[Saved data entries]
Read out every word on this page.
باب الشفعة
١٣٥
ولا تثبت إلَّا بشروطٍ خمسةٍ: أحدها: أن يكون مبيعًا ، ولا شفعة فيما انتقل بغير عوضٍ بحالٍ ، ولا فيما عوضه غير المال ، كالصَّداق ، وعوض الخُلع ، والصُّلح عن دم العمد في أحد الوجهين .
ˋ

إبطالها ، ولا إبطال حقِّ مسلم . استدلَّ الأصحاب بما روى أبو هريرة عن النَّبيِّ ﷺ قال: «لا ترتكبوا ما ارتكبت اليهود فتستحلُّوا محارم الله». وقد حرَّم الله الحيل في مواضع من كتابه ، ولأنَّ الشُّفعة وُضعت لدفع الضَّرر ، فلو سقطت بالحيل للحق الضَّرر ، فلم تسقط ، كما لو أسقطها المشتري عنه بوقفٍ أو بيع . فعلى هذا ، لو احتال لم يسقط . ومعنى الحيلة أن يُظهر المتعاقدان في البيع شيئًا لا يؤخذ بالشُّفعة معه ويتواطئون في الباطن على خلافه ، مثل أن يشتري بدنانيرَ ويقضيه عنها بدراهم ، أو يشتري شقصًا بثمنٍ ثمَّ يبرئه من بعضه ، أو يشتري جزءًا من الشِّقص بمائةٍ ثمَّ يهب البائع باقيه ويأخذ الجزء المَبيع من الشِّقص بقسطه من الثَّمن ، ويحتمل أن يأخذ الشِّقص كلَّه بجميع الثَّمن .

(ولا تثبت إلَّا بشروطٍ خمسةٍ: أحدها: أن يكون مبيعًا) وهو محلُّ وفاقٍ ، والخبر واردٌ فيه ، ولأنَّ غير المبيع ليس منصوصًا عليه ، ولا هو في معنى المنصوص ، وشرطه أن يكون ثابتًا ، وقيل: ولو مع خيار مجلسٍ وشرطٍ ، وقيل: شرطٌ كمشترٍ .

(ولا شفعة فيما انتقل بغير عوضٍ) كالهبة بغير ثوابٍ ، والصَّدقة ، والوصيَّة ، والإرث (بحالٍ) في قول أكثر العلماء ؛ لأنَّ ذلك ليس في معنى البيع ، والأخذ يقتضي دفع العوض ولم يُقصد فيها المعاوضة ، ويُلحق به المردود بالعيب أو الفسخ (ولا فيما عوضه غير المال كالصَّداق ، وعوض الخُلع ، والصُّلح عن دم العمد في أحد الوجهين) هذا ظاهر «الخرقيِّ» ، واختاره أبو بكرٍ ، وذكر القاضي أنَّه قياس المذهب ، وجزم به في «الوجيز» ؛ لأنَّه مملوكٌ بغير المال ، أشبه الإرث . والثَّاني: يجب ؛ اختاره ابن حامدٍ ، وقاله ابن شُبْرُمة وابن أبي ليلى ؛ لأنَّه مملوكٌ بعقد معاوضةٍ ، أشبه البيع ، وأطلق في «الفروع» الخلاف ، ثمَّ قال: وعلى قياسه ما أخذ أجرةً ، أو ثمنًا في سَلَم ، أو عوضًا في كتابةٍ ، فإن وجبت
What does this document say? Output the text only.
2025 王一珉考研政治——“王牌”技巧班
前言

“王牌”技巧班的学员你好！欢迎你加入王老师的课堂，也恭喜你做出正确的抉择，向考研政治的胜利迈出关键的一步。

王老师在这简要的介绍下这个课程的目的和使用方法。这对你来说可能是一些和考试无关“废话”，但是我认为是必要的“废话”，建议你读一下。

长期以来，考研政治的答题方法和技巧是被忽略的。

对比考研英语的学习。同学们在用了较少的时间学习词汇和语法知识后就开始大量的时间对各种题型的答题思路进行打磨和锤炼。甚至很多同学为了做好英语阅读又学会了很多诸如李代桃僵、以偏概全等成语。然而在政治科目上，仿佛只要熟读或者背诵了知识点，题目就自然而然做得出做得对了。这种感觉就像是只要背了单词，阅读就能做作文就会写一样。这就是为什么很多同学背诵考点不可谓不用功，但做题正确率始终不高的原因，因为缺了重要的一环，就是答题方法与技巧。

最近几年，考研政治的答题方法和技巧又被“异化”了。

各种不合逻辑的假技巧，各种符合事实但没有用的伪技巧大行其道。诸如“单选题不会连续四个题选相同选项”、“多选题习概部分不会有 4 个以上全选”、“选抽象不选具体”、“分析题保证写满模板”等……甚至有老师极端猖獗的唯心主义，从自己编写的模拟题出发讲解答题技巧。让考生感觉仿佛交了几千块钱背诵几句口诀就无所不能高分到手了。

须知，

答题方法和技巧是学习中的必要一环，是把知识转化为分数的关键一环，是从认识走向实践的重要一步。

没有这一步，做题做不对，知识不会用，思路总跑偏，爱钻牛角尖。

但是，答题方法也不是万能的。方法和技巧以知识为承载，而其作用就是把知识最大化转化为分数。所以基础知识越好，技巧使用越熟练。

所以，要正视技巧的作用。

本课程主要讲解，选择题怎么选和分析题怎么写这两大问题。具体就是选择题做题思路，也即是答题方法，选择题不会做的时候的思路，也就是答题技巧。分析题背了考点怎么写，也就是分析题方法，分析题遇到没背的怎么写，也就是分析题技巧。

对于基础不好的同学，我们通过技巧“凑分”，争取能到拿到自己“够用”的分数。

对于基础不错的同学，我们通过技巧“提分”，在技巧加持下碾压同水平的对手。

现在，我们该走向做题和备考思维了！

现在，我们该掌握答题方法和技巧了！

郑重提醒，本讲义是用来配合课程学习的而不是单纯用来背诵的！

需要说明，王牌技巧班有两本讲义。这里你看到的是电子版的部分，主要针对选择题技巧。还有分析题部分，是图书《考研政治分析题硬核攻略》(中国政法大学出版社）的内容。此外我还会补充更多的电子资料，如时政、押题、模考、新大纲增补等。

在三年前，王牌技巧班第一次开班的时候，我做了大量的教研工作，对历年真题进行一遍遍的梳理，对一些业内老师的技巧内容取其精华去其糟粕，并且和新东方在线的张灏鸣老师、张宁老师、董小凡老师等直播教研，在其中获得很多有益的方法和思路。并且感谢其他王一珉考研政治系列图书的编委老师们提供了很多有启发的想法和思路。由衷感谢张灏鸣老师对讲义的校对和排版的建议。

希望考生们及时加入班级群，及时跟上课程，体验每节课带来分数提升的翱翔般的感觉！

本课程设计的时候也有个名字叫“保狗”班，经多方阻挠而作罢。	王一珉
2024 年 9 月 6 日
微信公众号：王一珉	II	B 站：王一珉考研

PROBLEM DESCRIPTION ->
Write out every entry exactly as given.

OUTPUT FOR THIS TASK ->
Read out every word on this page.
باب الشفعة
١٣٥
ولا تثبت إلَّا بشروطٍ خمسةٍ: أحدها: أن يكون مبيعًا ، ولا شفعة فيما انتقل بغير عوضٍ بحالٍ ، ولا فيما عوضه غير المال ، كالصَّداق ، وعوض الخُلع ، والصُّلح عن دم العمد في أحد الوجهين .
ˋ

إبطالها ، ولا إبطال حقِّ مسلم . استدلَّ الأصحاب بما روى أبو هريرة عن النَّبيِّ ﷺ قال: «لا ترتكبوا ما ارتكبت اليهود فتستحلُّوا محارم الله». وقد حرَّم الله الحيل في مواضع من كتابه ، ولأنَّ الشُّفعة وُضعت لدفع الضَّرر ، فلو سقطت بالحيل للحق الضَّرر ، فلم تسقط ، كما لو أسقطها المشتري عنه بوقفٍ أو بيع . فعلى هذا ، لو احتال لم يسقط . ومعنى الحيلة أن يُظهر المتعاقدان في البيع شيئًا لا يؤخذ بالشُّفعة معه ويتواطئون في الباطن على خلافه ، مثل أن يشتري بدنانيرَ ويقضيه عنها بدراهم ، أو يشتري شقصًا بثمنٍ ثمَّ يبرئه من بعضه ، أو يشتري جزءًا من الشِّقص بمائةٍ ثمَّ يهب البائع باقيه ويأخذ الجزء المَبيع من الشِّقص بقسطه من الثَّمن ، ويحتمل أن يأخذ الشِّقص كلَّه بجميع الثَّمن .

(ولا تثبت إلَّا بشروطٍ خمسةٍ: أحدها: أن يكون مبيعًا) وهو محلُّ وفاقٍ ، والخبر واردٌ فيه ، ولأنَّ غير المبيع ليس منصوصًا عليه ، ولا هو في معنى المنصوص ، وشرطه أن يكون ثابتًا ، وقيل: ولو مع خيار مجلسٍ وشرطٍ ، وقيل: شرطٌ كمشترٍ .

(ولا شفعة فيما انتقل بغير عوضٍ) كالهبة بغير ثوابٍ ، والصَّدقة ، والوصيَّة ، والإرث (بحالٍ) في قول أكثر العلماء ؛ لأنَّ ذلك ليس في معنى البيع ، والأخذ يقتضي دفع العوض ولم يُقصد فيها المعاوضة ، ويُلحق به المردود بالعيب أو الفسخ (ولا فيما عوضه غير المال كالصَّداق ، وعوض الخُلع ، والصُّلح عن دم العمد في أحد الوجهين) هذا ظاهر «الخرقيِّ» ، واختاره أبو بكرٍ ، وذكر القاضي أنَّه قياس المذهب ، وجزم به في «الوجيز» ؛ لأنَّه مملوكٌ بغير المال ، أشبه الإرث . والثَّاني: يجب ؛ اختاره ابن حامدٍ ، وقاله ابن شُبْرُمة وابن أبي ليلى ؛ لأنَّه مملوكٌ بعقد معاوضةٍ ، أشبه البيع ، وأطلق في «الفروع» الخلاف ، ثمَّ قال: وعلى قياسه ما أخذ أجرةً ، أو ثمنًا في سَلَم ، أو عوضًا في كتابةٍ ، فإن وجبت
What does this document say? Output the text only.
2025 王一珉考研政治——“王牌”技巧班
前言

“王牌”技巧班的学员你好！欢迎你加入王老师的课堂，也恭喜你做出正确的抉择，向考研政治的胜利迈出关键的一步。

王老师在这简要的介绍下这个课程的目的和使用方法。这对你来说可能是一些和考试无关“废话”，但是我认为是必要的“废话”，建议你读一下。

长期以来，考研政治的答题方法和技巧是被忽略的。

对比考研英语的学习。同学们在用了较少的时间学习词汇和语法知识后就开始大量的时间对各种题型的答题思路进行打磨和锤炼。甚至很多同学为了做好英语阅读又学会了很多诸如李代桃僵、以偏概全等成语。然而在政治科目上，仿佛只要熟读或者背诵了知识点，题目就自然而然做得出做得对了。这种感觉就像是只要背了单词，阅读就能做作文就会写一样。这就是为什么很多同学背诵考点不可谓不用功，但做题正确率始终不高的原因，因为缺了重要的一环，就是答题方法与技巧。

最近几年，考研政治的答题方法和技巧又被“异化”了。

各种不合逻辑的假技巧，各种符合事实但没有用的伪技巧大行其道。诸如“单选题不会连续四个题选相同选项”、“多选题习概部分不会有 4 个以上全选”、“选抽象不选具体”、“分析题保证写满模板”等……甚至有老师极端猖獗的唯心主义，从自己编写的模拟题出发讲解答题技巧。让考生感觉仿佛交了几千块钱背诵几句口诀就无所不能高分到手了。

须知，

答题方法和技巧是学习中的必要一环，是把知识转化为分数的关键一环，是从认识走向实践的重要一步。

没有这一步，做题做不对，知识不会用，思路总跑偏，爱钻牛角尖。

但是，答题方法也不是万能的。方法和技巧以知识为承载，而其作用就是把知识最大化转化为分数。所以基础知识越好，技巧使用越熟练。

所以，要正视技巧的作用。

本课程主要讲解，选择题怎么选和分析题怎么写这两大问题。具体就是选择题做题思路，也即是答题方法，选择题不会做的时候的思路，也就是答题技巧。分析题背了考点怎么写，也就是分析题方法，分析题遇到没背的怎么写，也就是分析题技巧。

对于基础不好的同学，我们通过技巧“凑分”，争取能到拿到自己“够用”的分数。

对于基础不错的同学，我们通过技巧“提分”，在技巧加持下碾压同水平的对手。

现在，我们该走向做题和备考思维了！

现在，我们该掌握答题方法和技巧了！

郑重提醒，本讲义是用来配合课程学习的而不是单纯用来背诵的！

需要说明，王牌技巧班有两本讲义。这里你看到的是电子版的部分，主要针对选择题技巧。还有分析题部分，是图书《考研政治分析题硬核攻略》(中国政法大学出版社）的内容。此外我还会补充更多的电子资料，如时政、押题、模考、新大纲增补等。

在三年前，王牌技巧班第一次开班的时候，我做了大量的教研工作，对历年真题进行一遍遍的梳理，对一些业内老师的技巧内容取其精华去其糟粕，并且和新东方在线的张灏鸣老师、张宁老师、董小凡老师等直播教研，在其中获得很多有益的方法和思路。并且感谢其他王一珉考研政治系列图书的编委老师们提供了很多有启发的想法和思路。由衷感谢张灏鸣老师对讲义的校对和排版的建议。

希望考生们及时加入班级群，及时跟上课程，体验每节课带来分数提升的翱翔般的感觉！

本课程设计的时候也有个名字叫“保狗”班，经多方阻挠而作罢。	王一珉
2024 年 9 月 6 日
微信公众号：王一珉	II	B 站：王一珉考研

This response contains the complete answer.